PROBLEM: Return all the data below as it stands, minus the pictures.
####################
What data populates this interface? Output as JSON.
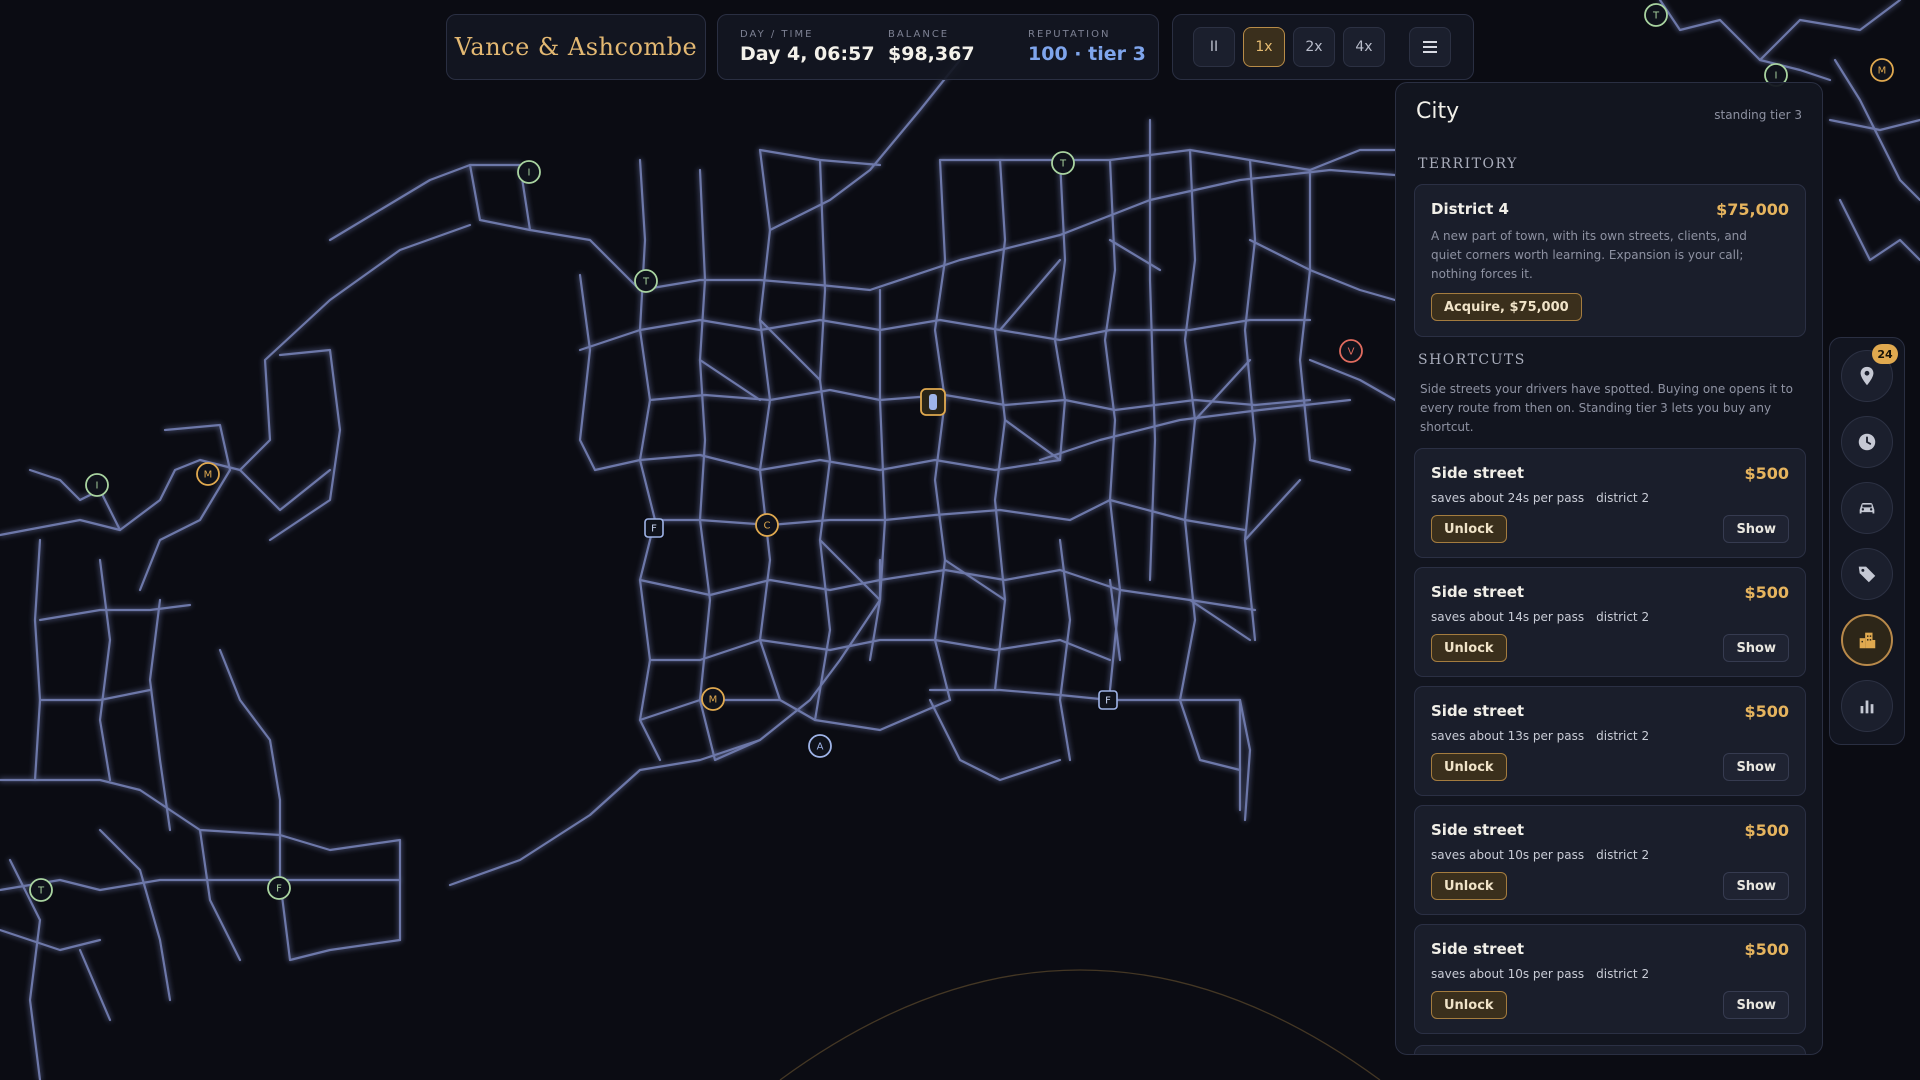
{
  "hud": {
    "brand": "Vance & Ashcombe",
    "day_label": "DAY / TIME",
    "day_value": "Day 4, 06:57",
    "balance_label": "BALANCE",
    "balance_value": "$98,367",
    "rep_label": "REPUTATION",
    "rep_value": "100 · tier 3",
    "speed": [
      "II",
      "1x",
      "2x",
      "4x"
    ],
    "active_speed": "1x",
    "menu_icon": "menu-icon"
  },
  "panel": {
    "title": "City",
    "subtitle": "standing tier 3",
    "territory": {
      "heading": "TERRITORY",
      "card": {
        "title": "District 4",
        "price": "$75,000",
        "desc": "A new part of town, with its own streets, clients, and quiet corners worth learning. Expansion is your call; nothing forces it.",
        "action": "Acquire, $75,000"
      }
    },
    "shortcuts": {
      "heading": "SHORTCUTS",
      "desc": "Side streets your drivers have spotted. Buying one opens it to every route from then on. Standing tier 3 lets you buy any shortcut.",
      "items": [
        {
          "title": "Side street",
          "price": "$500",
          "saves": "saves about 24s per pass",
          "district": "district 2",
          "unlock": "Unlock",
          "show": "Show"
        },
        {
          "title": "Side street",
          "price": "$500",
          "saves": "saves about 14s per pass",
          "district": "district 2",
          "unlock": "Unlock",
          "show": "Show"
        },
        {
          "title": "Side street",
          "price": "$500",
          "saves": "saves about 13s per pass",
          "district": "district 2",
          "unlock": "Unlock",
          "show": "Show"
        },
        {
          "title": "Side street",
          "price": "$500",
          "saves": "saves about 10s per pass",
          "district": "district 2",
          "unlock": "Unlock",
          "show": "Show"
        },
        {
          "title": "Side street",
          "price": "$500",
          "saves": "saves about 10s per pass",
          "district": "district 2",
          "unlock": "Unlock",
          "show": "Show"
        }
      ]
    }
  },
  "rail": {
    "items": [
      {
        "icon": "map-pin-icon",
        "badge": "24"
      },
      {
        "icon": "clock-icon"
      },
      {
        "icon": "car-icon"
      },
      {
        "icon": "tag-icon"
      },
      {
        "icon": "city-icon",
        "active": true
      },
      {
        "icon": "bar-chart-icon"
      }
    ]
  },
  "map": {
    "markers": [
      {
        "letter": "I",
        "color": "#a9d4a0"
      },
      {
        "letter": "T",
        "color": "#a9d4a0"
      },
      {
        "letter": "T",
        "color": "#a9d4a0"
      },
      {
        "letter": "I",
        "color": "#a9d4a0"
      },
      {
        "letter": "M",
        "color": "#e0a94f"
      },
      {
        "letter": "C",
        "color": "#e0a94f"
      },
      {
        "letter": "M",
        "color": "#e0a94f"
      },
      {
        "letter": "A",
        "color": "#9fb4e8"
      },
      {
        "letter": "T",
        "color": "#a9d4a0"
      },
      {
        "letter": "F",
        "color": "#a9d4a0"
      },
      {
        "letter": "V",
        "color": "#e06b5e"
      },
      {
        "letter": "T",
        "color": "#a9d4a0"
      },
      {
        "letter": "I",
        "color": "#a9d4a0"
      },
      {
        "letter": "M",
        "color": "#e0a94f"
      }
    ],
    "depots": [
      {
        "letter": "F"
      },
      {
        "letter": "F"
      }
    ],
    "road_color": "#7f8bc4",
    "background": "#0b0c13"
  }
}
####################
RESULT:
What data populates this interface? Output as JSON.
{
  "hud": {
    "brand": "Vance & Ashcombe",
    "day_label": "DAY / TIME",
    "day_value": "Day 4, 06:57",
    "balance_label": "BALANCE",
    "balance_value": "$98,367",
    "rep_label": "REPUTATION",
    "rep_value": "100 · tier 3",
    "speed": [
      "II",
      "1x",
      "2x",
      "4x"
    ],
    "active_speed": "1x",
    "menu_icon": "menu-icon"
  },
  "panel": {
    "title": "City",
    "subtitle": "standing tier 3",
    "territory": {
      "heading": "TERRITORY",
      "card": {
        "title": "District 4",
        "price": "$75,000",
        "desc": "A new part of town, with its own streets, clients, and quiet corners worth learning. Expansion is your call; nothing forces it.",
        "action": "Acquire, $75,000"
      }
    },
    "shortcuts": {
      "heading": "SHORTCUTS",
      "desc": "Side streets your drivers have spotted. Buying one opens it to every route from then on. Standing tier 3 lets you buy any shortcut.",
      "items": [
        {
          "title": "Side street",
          "price": "$500",
          "saves": "saves about 24s per pass",
          "district": "district 2",
          "unlock": "Unlock",
          "show": "Show"
        },
        {
          "title": "Side street",
          "price": "$500",
          "saves": "saves about 14s per pass",
          "district": "district 2",
          "unlock": "Unlock",
          "show": "Show"
        },
        {
          "title": "Side street",
          "price": "$500",
          "saves": "saves about 13s per pass",
          "district": "district 2",
          "unlock": "Unlock",
          "show": "Show"
        },
        {
          "title": "Side street",
          "price": "$500",
          "saves": "saves about 10s per pass",
          "district": "district 2",
          "unlock": "Unlock",
          "show": "Show"
        },
        {
          "title": "Side street",
          "price": "$500",
          "saves": "saves about 10s per pass",
          "district": "district 2",
          "unlock": "Unlock",
          "show": "Show"
        }
      ]
    }
  },
  "rail": {
    "items": [
      {
        "icon": "map-pin-icon",
        "badge": "24"
      },
      {
        "icon": "clock-icon"
      },
      {
        "icon": "car-icon"
      },
      {
        "icon": "tag-icon"
      },
      {
        "icon": "city-icon",
        "active": true
      },
      {
        "icon": "bar-chart-icon"
      }
    ]
  },
  "map": {
    "markers": [
      {
        "letter": "I",
        "color": "#a9d4a0"
      },
      {
        "letter": "T",
        "color": "#a9d4a0"
      },
      {
        "letter": "T",
        "color": "#a9d4a0"
      },
      {
        "letter": "I",
        "color": "#a9d4a0"
      },
      {
        "letter": "M",
        "color": "#e0a94f"
      },
      {
        "letter": "C",
        "color": "#e0a94f"
      },
      {
        "letter": "M",
        "color": "#e0a94f"
      },
      {
        "letter": "A",
        "color": "#9fb4e8"
      },
      {
        "letter": "T",
        "color": "#a9d4a0"
      },
      {
        "letter": "F",
        "color": "#a9d4a0"
      },
      {
        "letter": "V",
        "color": "#e06b5e"
      },
      {
        "letter": "T",
        "color": "#a9d4a0"
      },
      {
        "letter": "I",
        "color": "#a9d4a0"
      },
      {
        "letter": "M",
        "color": "#e0a94f"
      }
    ],
    "depots": [
      {
        "letter": "F"
      },
      {
        "letter": "F"
      }
    ],
    "road_color": "#7f8bc4",
    "background": "#0b0c13"
  }
}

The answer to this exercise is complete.